Working data
— BEGIN —
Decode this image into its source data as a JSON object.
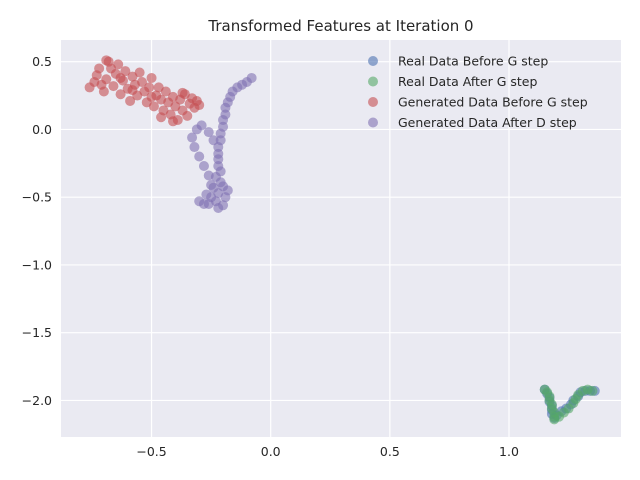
{
  "chart_data": {
    "type": "scatter",
    "title": "Transformed Features at Iteration 0",
    "xlabel": "",
    "ylabel": "",
    "xlim": [
      -0.88,
      1.47
    ],
    "ylim": [
      -2.27,
      0.66
    ],
    "xticks": [
      -0.5,
      0.0,
      0.5,
      1.0
    ],
    "xtick_labels": [
      "−0.5",
      "0.0",
      "0.5",
      "1.0"
    ],
    "yticks": [
      0.5,
      0.0,
      -0.5,
      -1.0,
      -1.5,
      -2.0
    ],
    "ytick_labels": [
      "0.5",
      "0.0",
      "−0.5",
      "−1.0",
      "−1.5",
      "−2.0"
    ],
    "grid": true,
    "legend_position": "top-right",
    "series": [
      {
        "name": "Real Data Before G step",
        "color": "#4c72b0",
        "points": [
          [
            1.15,
            -1.92
          ],
          [
            1.16,
            -1.95
          ],
          [
            1.17,
            -1.98
          ],
          [
            1.17,
            -2.01
          ],
          [
            1.18,
            -2.04
          ],
          [
            1.18,
            -2.07
          ],
          [
            1.18,
            -2.1
          ],
          [
            1.19,
            -2.13
          ],
          [
            1.2,
            -2.11
          ],
          [
            1.22,
            -2.08
          ],
          [
            1.24,
            -2.06
          ],
          [
            1.26,
            -2.03
          ],
          [
            1.27,
            -2.0
          ],
          [
            1.29,
            -1.97
          ],
          [
            1.3,
            -1.94
          ],
          [
            1.32,
            -1.93
          ],
          [
            1.34,
            -1.93
          ],
          [
            1.36,
            -1.93
          ]
        ]
      },
      {
        "name": "Real Data After G step",
        "color": "#55a868",
        "points": [
          [
            1.15,
            -1.92
          ],
          [
            1.16,
            -1.94
          ],
          [
            1.17,
            -1.97
          ],
          [
            1.17,
            -2.0
          ],
          [
            1.18,
            -2.03
          ],
          [
            1.18,
            -2.06
          ],
          [
            1.19,
            -2.09
          ],
          [
            1.19,
            -2.12
          ],
          [
            1.19,
            -2.14
          ],
          [
            1.21,
            -2.12
          ],
          [
            1.23,
            -2.09
          ],
          [
            1.25,
            -2.06
          ],
          [
            1.27,
            -2.02
          ],
          [
            1.28,
            -1.99
          ],
          [
            1.29,
            -1.96
          ],
          [
            1.31,
            -1.93
          ],
          [
            1.33,
            -1.92
          ],
          [
            1.35,
            -1.93
          ]
        ]
      },
      {
        "name": "Generated Data Before G step",
        "color": "#c44e52",
        "points": [
          [
            -0.76,
            0.31
          ],
          [
            -0.74,
            0.35
          ],
          [
            -0.73,
            0.4
          ],
          [
            -0.71,
            0.33
          ],
          [
            -0.7,
            0.28
          ],
          [
            -0.69,
            0.37
          ],
          [
            -0.68,
            0.5
          ],
          [
            -0.67,
            0.45
          ],
          [
            -0.66,
            0.32
          ],
          [
            -0.65,
            0.41
          ],
          [
            -0.64,
            0.48
          ],
          [
            -0.63,
            0.26
          ],
          [
            -0.62,
            0.36
          ],
          [
            -0.61,
            0.43
          ],
          [
            -0.6,
            0.3
          ],
          [
            -0.59,
            0.21
          ],
          [
            -0.58,
            0.39
          ],
          [
            -0.57,
            0.33
          ],
          [
            -0.56,
            0.25
          ],
          [
            -0.55,
            0.42
          ],
          [
            -0.54,
            0.35
          ],
          [
            -0.53,
            0.28
          ],
          [
            -0.52,
            0.2
          ],
          [
            -0.51,
            0.31
          ],
          [
            -0.5,
            0.38
          ],
          [
            -0.49,
            0.17
          ],
          [
            -0.48,
            0.25
          ],
          [
            -0.47,
            0.31
          ],
          [
            -0.46,
            0.22
          ],
          [
            -0.45,
            0.14
          ],
          [
            -0.44,
            0.28
          ],
          [
            -0.43,
            0.2
          ],
          [
            -0.42,
            0.11
          ],
          [
            -0.41,
            0.24
          ],
          [
            -0.4,
            0.17
          ],
          [
            -0.39,
            0.07
          ],
          [
            -0.38,
            0.22
          ],
          [
            -0.37,
            0.14
          ],
          [
            -0.36,
            0.26
          ],
          [
            -0.35,
            0.1
          ],
          [
            -0.34,
            0.19
          ],
          [
            -0.33,
            0.23
          ],
          [
            -0.32,
            0.16
          ],
          [
            -0.31,
            0.21
          ],
          [
            -0.3,
            0.18
          ],
          [
            -0.72,
            0.45
          ],
          [
            -0.69,
            0.51
          ],
          [
            -0.63,
            0.38
          ],
          [
            -0.58,
            0.29
          ],
          [
            -0.5,
            0.24
          ],
          [
            -0.46,
            0.09
          ],
          [
            -0.41,
            0.06
          ],
          [
            -0.37,
            0.27
          ]
        ]
      },
      {
        "name": "Generated Data After D step",
        "color": "#8172b2",
        "points": [
          [
            -0.08,
            0.38
          ],
          [
            -0.1,
            0.35
          ],
          [
            -0.12,
            0.33
          ],
          [
            -0.14,
            0.31
          ],
          [
            -0.16,
            0.28
          ],
          [
            -0.17,
            0.24
          ],
          [
            -0.18,
            0.2
          ],
          [
            -0.19,
            0.16
          ],
          [
            -0.19,
            0.11
          ],
          [
            -0.2,
            0.07
          ],
          [
            -0.2,
            0.02
          ],
          [
            -0.21,
            -0.03
          ],
          [
            -0.21,
            -0.08
          ],
          [
            -0.22,
            -0.13
          ],
          [
            -0.22,
            -0.18
          ],
          [
            -0.22,
            -0.22
          ],
          [
            -0.22,
            -0.27
          ],
          [
            -0.21,
            -0.31
          ],
          [
            -0.23,
            -0.35
          ],
          [
            -0.21,
            -0.39
          ],
          [
            -0.24,
            -0.43
          ],
          [
            -0.22,
            -0.47
          ],
          [
            -0.25,
            -0.5
          ],
          [
            -0.23,
            -0.53
          ],
          [
            -0.26,
            -0.55
          ],
          [
            -0.28,
            -0.55
          ],
          [
            -0.3,
            -0.53
          ],
          [
            -0.27,
            -0.48
          ],
          [
            -0.25,
            -0.41
          ],
          [
            -0.26,
            -0.34
          ],
          [
            -0.28,
            -0.27
          ],
          [
            -0.3,
            -0.2
          ],
          [
            -0.32,
            -0.13
          ],
          [
            -0.33,
            -0.06
          ],
          [
            -0.31,
            0.0
          ],
          [
            -0.29,
            0.03
          ],
          [
            -0.26,
            -0.02
          ],
          [
            -0.24,
            -0.08
          ],
          [
            -0.2,
            -0.42
          ],
          [
            -0.19,
            -0.5
          ],
          [
            -0.2,
            -0.56
          ],
          [
            -0.18,
            -0.45
          ],
          [
            -0.22,
            -0.58
          ]
        ]
      }
    ]
  }
}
— END —
What to work on
Without the pictures, repeat all the records word for word.

Result of this exercise
Decode this image into its source data as a JSON object.
{
  "chart_data": {
    "type": "scatter",
    "title": "Transformed Features at Iteration 0",
    "xlabel": "",
    "ylabel": "",
    "xlim": [
      -0.88,
      1.47
    ],
    "ylim": [
      -2.27,
      0.66
    ],
    "xticks": [
      -0.5,
      0.0,
      0.5,
      1.0
    ],
    "xtick_labels": [
      "−0.5",
      "0.0",
      "0.5",
      "1.0"
    ],
    "yticks": [
      0.5,
      0.0,
      -0.5,
      -1.0,
      -1.5,
      -2.0
    ],
    "ytick_labels": [
      "0.5",
      "0.0",
      "−0.5",
      "−1.0",
      "−1.5",
      "−2.0"
    ],
    "grid": true,
    "legend_position": "top-right",
    "series": [
      {
        "name": "Real Data Before G step",
        "color": "#4c72b0",
        "points": [
          [
            1.15,
            -1.92
          ],
          [
            1.16,
            -1.95
          ],
          [
            1.17,
            -1.98
          ],
          [
            1.17,
            -2.01
          ],
          [
            1.18,
            -2.04
          ],
          [
            1.18,
            -2.07
          ],
          [
            1.18,
            -2.1
          ],
          [
            1.19,
            -2.13
          ],
          [
            1.2,
            -2.11
          ],
          [
            1.22,
            -2.08
          ],
          [
            1.24,
            -2.06
          ],
          [
            1.26,
            -2.03
          ],
          [
            1.27,
            -2.0
          ],
          [
            1.29,
            -1.97
          ],
          [
            1.3,
            -1.94
          ],
          [
            1.32,
            -1.93
          ],
          [
            1.34,
            -1.93
          ],
          [
            1.36,
            -1.93
          ]
        ]
      },
      {
        "name": "Real Data After G step",
        "color": "#55a868",
        "points": [
          [
            1.15,
            -1.92
          ],
          [
            1.16,
            -1.94
          ],
          [
            1.17,
            -1.97
          ],
          [
            1.17,
            -2.0
          ],
          [
            1.18,
            -2.03
          ],
          [
            1.18,
            -2.06
          ],
          [
            1.19,
            -2.09
          ],
          [
            1.19,
            -2.12
          ],
          [
            1.19,
            -2.14
          ],
          [
            1.21,
            -2.12
          ],
          [
            1.23,
            -2.09
          ],
          [
            1.25,
            -2.06
          ],
          [
            1.27,
            -2.02
          ],
          [
            1.28,
            -1.99
          ],
          [
            1.29,
            -1.96
          ],
          [
            1.31,
            -1.93
          ],
          [
            1.33,
            -1.92
          ],
          [
            1.35,
            -1.93
          ]
        ]
      },
      {
        "name": "Generated Data Before G step",
        "color": "#c44e52",
        "points": [
          [
            -0.76,
            0.31
          ],
          [
            -0.74,
            0.35
          ],
          [
            -0.73,
            0.4
          ],
          [
            -0.71,
            0.33
          ],
          [
            -0.7,
            0.28
          ],
          [
            -0.69,
            0.37
          ],
          [
            -0.68,
            0.5
          ],
          [
            -0.67,
            0.45
          ],
          [
            -0.66,
            0.32
          ],
          [
            -0.65,
            0.41
          ],
          [
            -0.64,
            0.48
          ],
          [
            -0.63,
            0.26
          ],
          [
            -0.62,
            0.36
          ],
          [
            -0.61,
            0.43
          ],
          [
            -0.6,
            0.3
          ],
          [
            -0.59,
            0.21
          ],
          [
            -0.58,
            0.39
          ],
          [
            -0.57,
            0.33
          ],
          [
            -0.56,
            0.25
          ],
          [
            -0.55,
            0.42
          ],
          [
            -0.54,
            0.35
          ],
          [
            -0.53,
            0.28
          ],
          [
            -0.52,
            0.2
          ],
          [
            -0.51,
            0.31
          ],
          [
            -0.5,
            0.38
          ],
          [
            -0.49,
            0.17
          ],
          [
            -0.48,
            0.25
          ],
          [
            -0.47,
            0.31
          ],
          [
            -0.46,
            0.22
          ],
          [
            -0.45,
            0.14
          ],
          [
            -0.44,
            0.28
          ],
          [
            -0.43,
            0.2
          ],
          [
            -0.42,
            0.11
          ],
          [
            -0.41,
            0.24
          ],
          [
            -0.4,
            0.17
          ],
          [
            -0.39,
            0.07
          ],
          [
            -0.38,
            0.22
          ],
          [
            -0.37,
            0.14
          ],
          [
            -0.36,
            0.26
          ],
          [
            -0.35,
            0.1
          ],
          [
            -0.34,
            0.19
          ],
          [
            -0.33,
            0.23
          ],
          [
            -0.32,
            0.16
          ],
          [
            -0.31,
            0.21
          ],
          [
            -0.3,
            0.18
          ],
          [
            -0.72,
            0.45
          ],
          [
            -0.69,
            0.51
          ],
          [
            -0.63,
            0.38
          ],
          [
            -0.58,
            0.29
          ],
          [
            -0.5,
            0.24
          ],
          [
            -0.46,
            0.09
          ],
          [
            -0.41,
            0.06
          ],
          [
            -0.37,
            0.27
          ]
        ]
      },
      {
        "name": "Generated Data After D step",
        "color": "#8172b2",
        "points": [
          [
            -0.08,
            0.38
          ],
          [
            -0.1,
            0.35
          ],
          [
            -0.12,
            0.33
          ],
          [
            -0.14,
            0.31
          ],
          [
            -0.16,
            0.28
          ],
          [
            -0.17,
            0.24
          ],
          [
            -0.18,
            0.2
          ],
          [
            -0.19,
            0.16
          ],
          [
            -0.19,
            0.11
          ],
          [
            -0.2,
            0.07
          ],
          [
            -0.2,
            0.02
          ],
          [
            -0.21,
            -0.03
          ],
          [
            -0.21,
            -0.08
          ],
          [
            -0.22,
            -0.13
          ],
          [
            -0.22,
            -0.18
          ],
          [
            -0.22,
            -0.22
          ],
          [
            -0.22,
            -0.27
          ],
          [
            -0.21,
            -0.31
          ],
          [
            -0.23,
            -0.35
          ],
          [
            -0.21,
            -0.39
          ],
          [
            -0.24,
            -0.43
          ],
          [
            -0.22,
            -0.47
          ],
          [
            -0.25,
            -0.5
          ],
          [
            -0.23,
            -0.53
          ],
          [
            -0.26,
            -0.55
          ],
          [
            -0.28,
            -0.55
          ],
          [
            -0.3,
            -0.53
          ],
          [
            -0.27,
            -0.48
          ],
          [
            -0.25,
            -0.41
          ],
          [
            -0.26,
            -0.34
          ],
          [
            -0.28,
            -0.27
          ],
          [
            -0.3,
            -0.2
          ],
          [
            -0.32,
            -0.13
          ],
          [
            -0.33,
            -0.06
          ],
          [
            -0.31,
            0.0
          ],
          [
            -0.29,
            0.03
          ],
          [
            -0.26,
            -0.02
          ],
          [
            -0.24,
            -0.08
          ],
          [
            -0.2,
            -0.42
          ],
          [
            -0.19,
            -0.5
          ],
          [
            -0.2,
            -0.56
          ],
          [
            -0.18,
            -0.45
          ],
          [
            -0.22,
            -0.58
          ]
        ]
      }
    ]
  }
}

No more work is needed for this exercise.